Exercise description >> Please output every one of the following records again, line for line and with no changes.

====== Entries supplied ======

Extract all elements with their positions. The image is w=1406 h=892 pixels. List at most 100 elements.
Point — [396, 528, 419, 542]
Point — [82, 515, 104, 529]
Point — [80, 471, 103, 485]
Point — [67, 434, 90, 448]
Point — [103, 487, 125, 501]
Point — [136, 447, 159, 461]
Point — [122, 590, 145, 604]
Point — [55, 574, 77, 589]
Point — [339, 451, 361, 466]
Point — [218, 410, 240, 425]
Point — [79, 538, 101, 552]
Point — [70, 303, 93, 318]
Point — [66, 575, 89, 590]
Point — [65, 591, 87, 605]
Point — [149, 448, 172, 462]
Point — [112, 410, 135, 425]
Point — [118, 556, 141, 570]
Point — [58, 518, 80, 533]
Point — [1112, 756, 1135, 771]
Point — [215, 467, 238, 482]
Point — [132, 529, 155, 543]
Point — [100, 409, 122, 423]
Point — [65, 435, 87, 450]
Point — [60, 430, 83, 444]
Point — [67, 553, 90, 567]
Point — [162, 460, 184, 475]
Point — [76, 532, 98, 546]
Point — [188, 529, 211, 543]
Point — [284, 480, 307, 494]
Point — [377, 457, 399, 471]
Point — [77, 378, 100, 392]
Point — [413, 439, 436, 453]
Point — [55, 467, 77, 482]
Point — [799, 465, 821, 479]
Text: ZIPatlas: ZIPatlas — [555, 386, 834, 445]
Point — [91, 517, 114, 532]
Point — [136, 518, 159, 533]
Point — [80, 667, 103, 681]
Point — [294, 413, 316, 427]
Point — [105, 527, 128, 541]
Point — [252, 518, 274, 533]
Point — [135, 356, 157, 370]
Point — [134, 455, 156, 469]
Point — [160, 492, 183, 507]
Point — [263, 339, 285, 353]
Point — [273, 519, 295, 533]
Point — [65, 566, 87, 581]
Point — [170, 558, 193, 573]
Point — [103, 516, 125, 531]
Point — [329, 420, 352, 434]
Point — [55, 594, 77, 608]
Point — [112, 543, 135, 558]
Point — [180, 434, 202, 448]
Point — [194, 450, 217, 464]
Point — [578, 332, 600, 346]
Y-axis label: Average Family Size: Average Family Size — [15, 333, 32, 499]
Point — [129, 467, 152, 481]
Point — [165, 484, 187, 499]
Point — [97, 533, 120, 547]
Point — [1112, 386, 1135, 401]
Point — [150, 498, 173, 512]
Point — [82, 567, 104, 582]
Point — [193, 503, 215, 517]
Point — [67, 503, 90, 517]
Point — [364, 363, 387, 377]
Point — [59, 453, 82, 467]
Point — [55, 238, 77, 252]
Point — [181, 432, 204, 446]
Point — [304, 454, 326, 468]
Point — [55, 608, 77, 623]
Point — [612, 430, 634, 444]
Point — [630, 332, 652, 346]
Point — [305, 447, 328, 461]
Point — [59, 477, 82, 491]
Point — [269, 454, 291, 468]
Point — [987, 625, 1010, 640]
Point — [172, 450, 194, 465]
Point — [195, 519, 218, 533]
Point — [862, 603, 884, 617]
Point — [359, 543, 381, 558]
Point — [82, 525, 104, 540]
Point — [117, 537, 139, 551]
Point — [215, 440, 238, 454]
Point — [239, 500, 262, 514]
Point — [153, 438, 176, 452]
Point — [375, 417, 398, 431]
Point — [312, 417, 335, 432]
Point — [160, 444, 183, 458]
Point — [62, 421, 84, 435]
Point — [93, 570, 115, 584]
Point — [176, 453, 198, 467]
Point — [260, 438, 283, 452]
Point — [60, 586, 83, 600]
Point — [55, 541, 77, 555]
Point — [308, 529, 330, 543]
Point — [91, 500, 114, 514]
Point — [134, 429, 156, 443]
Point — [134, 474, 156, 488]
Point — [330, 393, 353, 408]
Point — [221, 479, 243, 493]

======

Correct output >>
Extract all elements with their positions. The image is w=1406 h=892 pixels. List at most 100 elements.
Point — [396, 528, 419, 542]
Point — [82, 515, 104, 529]
Point — [80, 471, 103, 485]
Point — [67, 434, 90, 448]
Point — [103, 487, 125, 501]
Point — [136, 447, 159, 461]
Point — [122, 590, 145, 604]
Point — [55, 574, 77, 589]
Point — [339, 451, 361, 466]
Point — [218, 410, 240, 425]
Point — [79, 538, 101, 552]
Point — [70, 303, 93, 318]
Point — [66, 575, 89, 590]
Point — [65, 591, 87, 605]
Point — [149, 448, 172, 462]
Point — [112, 410, 135, 425]
Point — [118, 556, 141, 570]
Point — [58, 518, 80, 533]
Point — [1112, 756, 1135, 771]
Point — [215, 467, 238, 482]
Point — [132, 529, 155, 543]
Point — [100, 409, 122, 423]
Point — [65, 435, 87, 450]
Point — [60, 430, 83, 444]
Point — [67, 553, 90, 567]
Point — [162, 460, 184, 475]
Point — [76, 532, 98, 546]
Point — [188, 529, 211, 543]
Point — [284, 480, 307, 494]
Point — [377, 457, 399, 471]
Point — [77, 378, 100, 392]
Point — [413, 439, 436, 453]
Point — [55, 467, 77, 482]
Point — [799, 465, 821, 479]
Text: ZIPatlas: ZIPatlas — [555, 386, 834, 445]
Point — [91, 517, 114, 532]
Point — [136, 518, 159, 533]
Point — [80, 667, 103, 681]
Point — [294, 413, 316, 427]
Point — [105, 527, 128, 541]
Point — [252, 518, 274, 533]
Point — [135, 356, 157, 370]
Point — [134, 455, 156, 469]
Point — [160, 492, 183, 507]
Point — [263, 339, 285, 353]
Point — [273, 519, 295, 533]
Point — [65, 566, 87, 581]
Point — [170, 558, 193, 573]
Point — [103, 516, 125, 531]
Point — [329, 420, 352, 434]
Point — [55, 594, 77, 608]
Point — [112, 543, 135, 558]
Point — [180, 434, 202, 448]
Point — [194, 450, 217, 464]
Point — [578, 332, 600, 346]
Y-axis label: Average Family Size: Average Family Size — [15, 333, 32, 499]
Point — [129, 467, 152, 481]
Point — [165, 484, 187, 499]
Point — [97, 533, 120, 547]
Point — [1112, 386, 1135, 401]
Point — [150, 498, 173, 512]
Point — [82, 567, 104, 582]
Point — [193, 503, 215, 517]
Point — [67, 503, 90, 517]
Point — [364, 363, 387, 377]
Point — [59, 453, 82, 467]
Point — [55, 238, 77, 252]
Point — [181, 432, 204, 446]
Point — [304, 454, 326, 468]
Point — [55, 608, 77, 623]
Point — [612, 430, 634, 444]
Point — [630, 332, 652, 346]
Point — [305, 447, 328, 461]
Point — [59, 477, 82, 491]
Point — [269, 454, 291, 468]
Point — [987, 625, 1010, 640]
Point — [172, 450, 194, 465]
Point — [195, 519, 218, 533]
Point — [862, 603, 884, 617]
Point — [359, 543, 381, 558]
Point — [82, 525, 104, 540]
Point — [117, 537, 139, 551]
Point — [215, 440, 238, 454]
Point — [239, 500, 262, 514]
Point — [153, 438, 176, 452]
Point — [375, 417, 398, 431]
Point — [312, 417, 335, 432]
Point — [160, 444, 183, 458]
Point — [62, 421, 84, 435]
Point — [93, 570, 115, 584]
Point — [176, 453, 198, 467]
Point — [260, 438, 283, 452]
Point — [60, 586, 83, 600]
Point — [55, 541, 77, 555]
Point — [308, 529, 330, 543]
Point — [91, 500, 114, 514]
Point — [134, 429, 156, 443]
Point — [134, 474, 156, 488]
Point — [330, 393, 353, 408]
Point — [221, 479, 243, 493]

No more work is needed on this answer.